WHAT YOU HAVE TO DO
Your copy of the listing should match it exactly, only without pictures.
:: DATA TO USE ::
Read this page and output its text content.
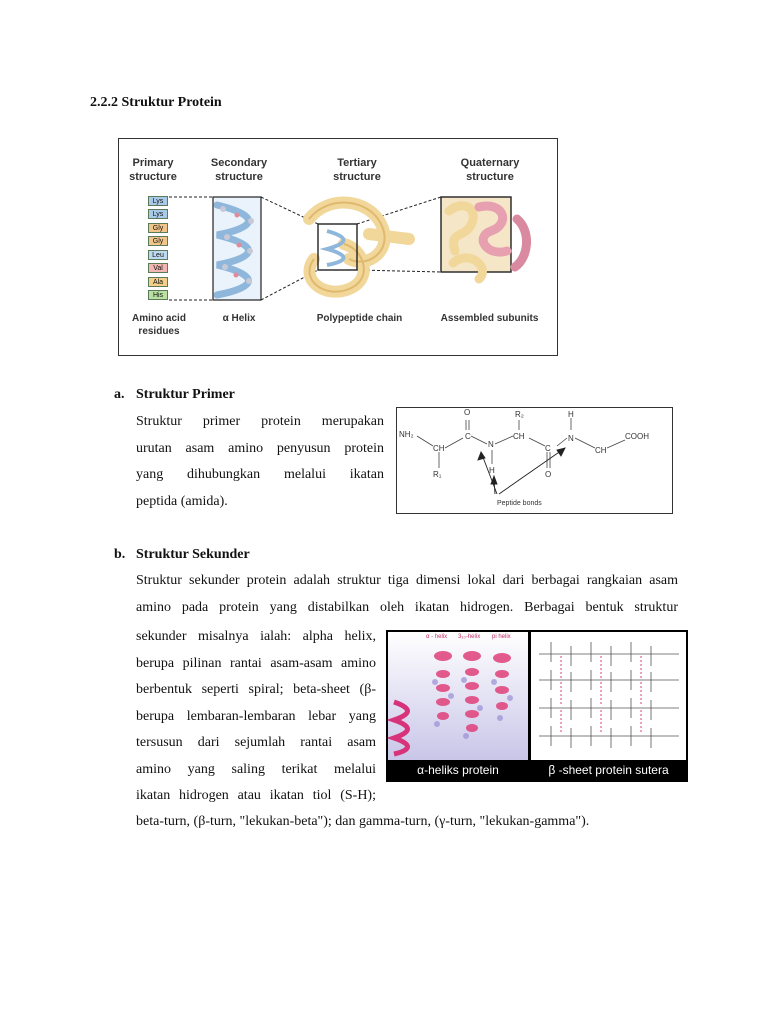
2.2.2 Struktur Protein
Primary
structure
Secondary
structure
Tertiary
structure
Quaternary
structure
Lys
Lys
Gly
Gly
Leu
Val
Ala
His
Amino acid
residues
α Helix	Polypeptide chain	Assembled subunits
a. Struktur Primer
Struktur primer protein merupakan
urutan asam amino penyusun protein
yang dihubungkan melalui ikatan
peptida (amida).
NH₂
O	R₂	H
COOH
C
CH	N
CH
C
N
CH
R₁	H	O
Peptide bonds
b. Struktur Sekunder
Struktur sekunder protein adalah struktur tiga dimensi lokal dari berbagai rangkaian asam
amino pada protein yang distabilkan oleh ikatan hidrogen. Berbagai bentuk struktur
sekunder misalnya ialah: alpha helix,
berupa pilinan rantai asam-asam amino
berbentuk seperti spiral; beta-sheet (β-
berupa lembaran-lembaran lebar yang
tersusun dari sejumlah rantai asam
amino yang saling terikat melalui
ikatan hidrogen atau ikatan tiol (S-H);
beta-turn, (β-turn, "lekukan-beta"); dan gamma-turn, (γ-turn, "lekukan-gamma").
α - helix 3₁₀-helix pi helix
α-heliks protein	β -sheet protein sutera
:::
WORKED SOLUTION
Read this page and output its text content.
2.2.2 Struktur Protein
Primary
structure
Secondary
structure
Tertiary
structure
Quaternary
structure
Lys
Lys
Gly
Gly
Leu
Val
Ala
His
Amino acid
residues
α Helix	Polypeptide chain	Assembled subunits
a. Struktur Primer
Struktur primer protein merupakan
urutan asam amino penyusun protein
yang dihubungkan melalui ikatan
peptida (amida).
NH₂
O	R₂	H
COOH
C
CH	N
CH
C
N
CH
R₁	H	O
Peptide bonds
b. Struktur Sekunder
Struktur sekunder protein adalah struktur tiga dimensi lokal dari berbagai rangkaian asam
amino pada protein yang distabilkan oleh ikatan hidrogen. Berbagai bentuk struktur
sekunder misalnya ialah: alpha helix,
berupa pilinan rantai asam-asam amino
berbentuk seperti spiral; beta-sheet (β-
berupa lembaran-lembaran lebar yang
tersusun dari sejumlah rantai asam
amino yang saling terikat melalui
ikatan hidrogen atau ikatan tiol (S-H);
beta-turn, (β-turn, "lekukan-beta"); dan gamma-turn, (γ-turn, "lekukan-gamma").
α - helix 3₁₀-helix pi helix
α-heliks protein	β -sheet protein sutera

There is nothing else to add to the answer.